- [Set exercise] Restate exactly, and only, the lines from the one with "Convert this document image to plain text." through the end of the data, with both of those end lines kept. Drop any pictures.

- [Given records]
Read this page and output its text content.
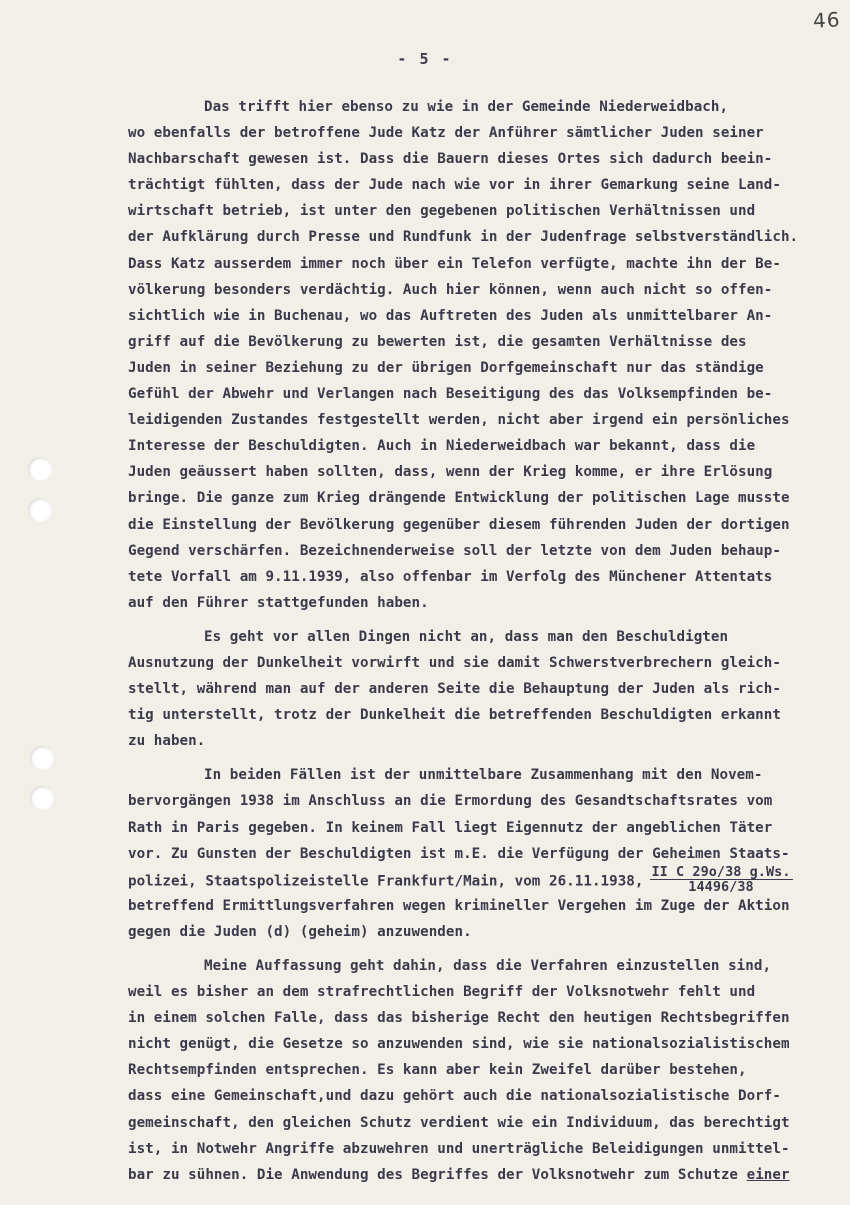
46
- 5 -
Das trifft hier ebenso zu wie in der Gemeinde Niederweidbach,
wo ebenfalls der betroffene Jude Katz der Anführer sämtlicher Juden seiner
Nachbarschaft gewesen ist. Dass die Bauern dieses Ortes sich dadurch beein-
trächtigt fühlten, dass der Jude nach wie vor in ihrer Gemarkung seine Land-
wirtschaft betrieb, ist unter den gegebenen politischen Verhältnissen und
der Aufklärung durch Presse und Rundfunk in der Judenfrage selbstverständlich.
Dass Katz ausserdem immer noch über ein Telefon verfügte, machte ihn der Be-
völkerung besonders verdächtig. Auch hier können, wenn auch nicht so offen-
sichtlich wie in Buchenau, wo das Auftreten des Juden als unmittelbarer An-
griff auf die Bevölkerung zu bewerten ist, die gesamten Verhältnisse des
Juden in seiner Beziehung zu der übrigen Dorfgemeinschaft nur das ständige
Gefühl der Abwehr und Verlangen nach Beseitigung des das Volksempfinden be-
leidigenden Zustandes festgestellt werden, nicht aber irgend ein persönliches
Interesse der Beschuldigten. Auch in Niederweidbach war bekannt, dass die
Juden geäussert haben sollten, dass, wenn der Krieg komme, er ihre Erlösung
bringe. Die ganze zum Krieg drängende Entwicklung der politischen Lage musste
die Einstellung der Bevölkerung gegenüber diesem führenden Juden der dortigen
Gegend verschärfen. Bezeichnenderweise soll der letzte von dem Juden behaup-
tete Vorfall am 9.11.1939, also offenbar im Verfolg des Münchener Attentats
auf den Führer stattgefunden haben.
Es geht vor allen Dingen nicht an, dass man den Beschuldigten
Ausnutzung der Dunkelheit vorwirft und sie damit Schwerstverbrechern gleich-
stellt, während man auf der anderen Seite die Behauptung der Juden als rich-
tig unterstellt, trotz der Dunkelheit die betreffenden Beschuldigten erkannt
zu haben.
In beiden Fällen ist der unmittelbare Zusammenhang mit den Novem-
bervorgängen 1938 im Anschluss an die Ermordung des Gesandtschaftsrates vom
Rath in Paris gegeben. In keinem Fall liegt Eigennutz der angeblichen Täter
vor. Zu Gunsten der Beschuldigten ist m.E. die Verfügung der Geheimen Staats-
polizei, Staatspolizeistelle Frankfurt/Main, vom 26.11.1938, $\frac{\text{II C 29o/38 g.Ws.}}{14496/38}$
betreffend Ermittlungsverfahren wegen krimineller Vergehen im Zuge der Aktion
gegen die Juden (d) (geheim) anzuwenden.
Meine Auffassung geht dahin, dass die Verfahren einzustellen sind,
weil es bisher an dem strafrechtlichen Begriff der Volksnotwehr fehlt und
in einem solchen Falle, dass das bisherige Recht den heutigen Rechtsbegriffen
nicht genügt, die Gesetze so anzuwenden sind, wie sie nationalsozialistischem
Rechtsempfinden entsprechen. Es kann aber kein Zweifel darüber bestehen,
dass eine Gemeinschaft,und dazu gehört auch die nationalsozialistische Dorf-
gemeinschaft, den gleichen Schutz verdient wie ein Individuum, das berechtigt
ist, in Notwehr Angriffe abzuwehren und unerträgliche Beleidigungen unmittel-
bar zu sühnen. Die Anwendung des Begriffes der Volksnotwehr zum Schutze einer
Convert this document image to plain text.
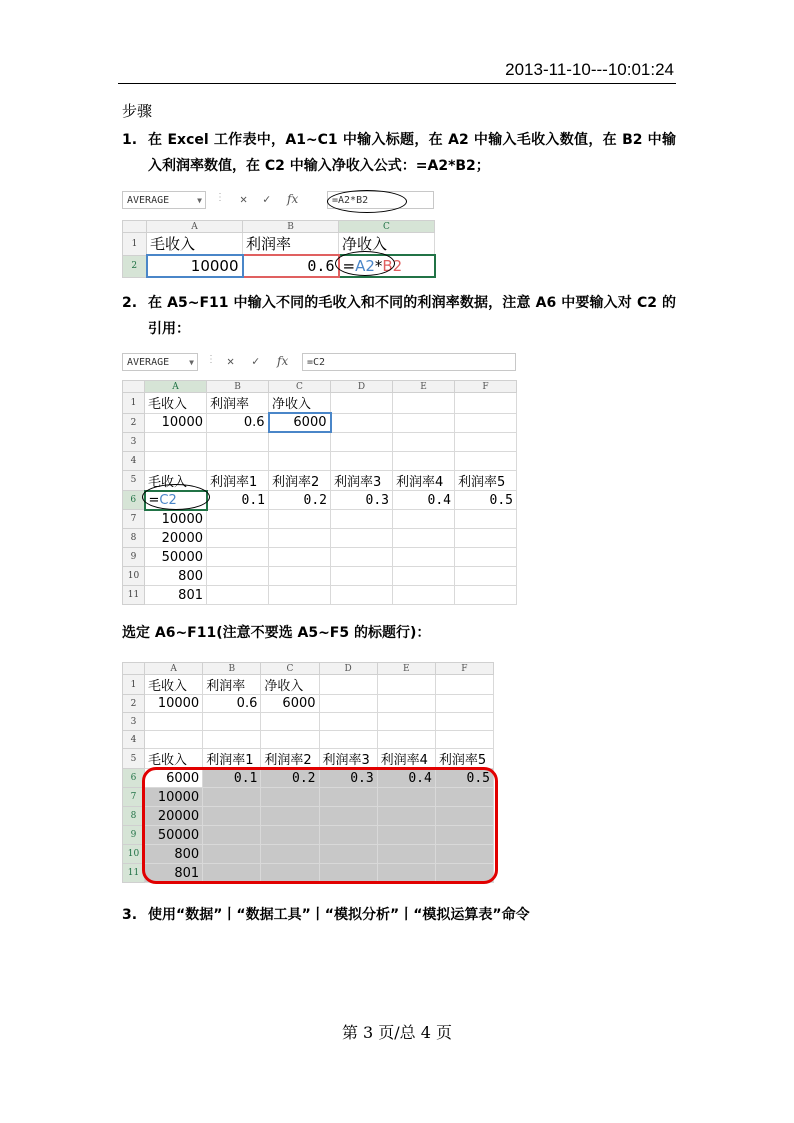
2013-11-10---10:01:24
步骤
1. 在 Excel 工作表中，A1~C1 中输入标题，在 A2 中输入毛收入数值，在 B2 中输入利润率数值，在 C2 中输入净收入公式：=A2*B2；
AVERAGE	▼ ⋮ ✕ ✓ fx	=A2*B2
	A	B	C
1	毛收入	利润率	净收入
2	10000	0.6	=A2*B2
2. 在 A5~F11 中输入不同的毛收入和不同的利润率数据，注意 A6 中要输入对 C2 的引用：
AVERAGE	▼ ⋮ ✕ ✓ fx	=C2
	A	B	C	D	E	F
1	毛收入	利润率	净收入			
2	10000	0.6	6000			
3						
4						
5	毛收入	利润率1	利润率2	利润率3	利润率4	利润率5
6	=C2	0.1	0.2	0.3	0.4	0.5
7	10000					
8	20000					
9	50000					
10	800					
11	801					
选定 A6~F11(注意不要选 A5~F5 的标题行)：
	A	B	C	D	E	F
1	毛收入	利润率	净收入			
2	10000	0.6	6000			
3						
4						
5	毛收入	利润率1	利润率2	利润率3	利润率4	利润率5
6	6000	0.1	0.2	0.3	0.4	0.5
7	10000					
8	20000					
9	50000					
10	800					
11	801					
3. 使用“数据”丨“数据工具”丨“模拟分析”丨“模拟运算表”命令
第 3 页/总 4 页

- [Answer for this exercise]
Convert this document image to plain text.
2013-11-10---10:01:24
步骤
1. 在 Excel 工作表中，A1~C1 中输入标题，在 A2 中输入毛收入数值，在 B2 中输入利润率数值，在 C2 中输入净收入公式：=A2*B2；
AVERAGE	▼ ⋮ ✕ ✓ fx	=A2*B2
	A	B	C
1	毛收入	利润率	净收入
2	10000	0.6	=A2*B2
2. 在 A5~F11 中输入不同的毛收入和不同的利润率数据，注意 A6 中要输入对 C2 的引用：
AVERAGE	▼ ⋮ ✕ ✓ fx	=C2
	A	B	C	D	E	F
1	毛收入	利润率	净收入			
2	10000	0.6	6000			
3						
4						
5	毛收入	利润率1	利润率2	利润率3	利润率4	利润率5
6	=C2	0.1	0.2	0.3	0.4	0.5
7	10000					
8	20000					
9	50000					
10	800					
11	801					
选定 A6~F11(注意不要选 A5~F5 的标题行)：
	A	B	C	D	E	F
1	毛收入	利润率	净收入			
2	10000	0.6	6000			
3						
4						
5	毛收入	利润率1	利润率2	利润率3	利润率4	利润率5
6	6000	0.1	0.2	0.3	0.4	0.5
7	10000					
8	20000					
9	50000					
10	800					
11	801					
3. 使用“数据”丨“数据工具”丨“模拟分析”丨“模拟运算表”命令
第 3 页/总 4 页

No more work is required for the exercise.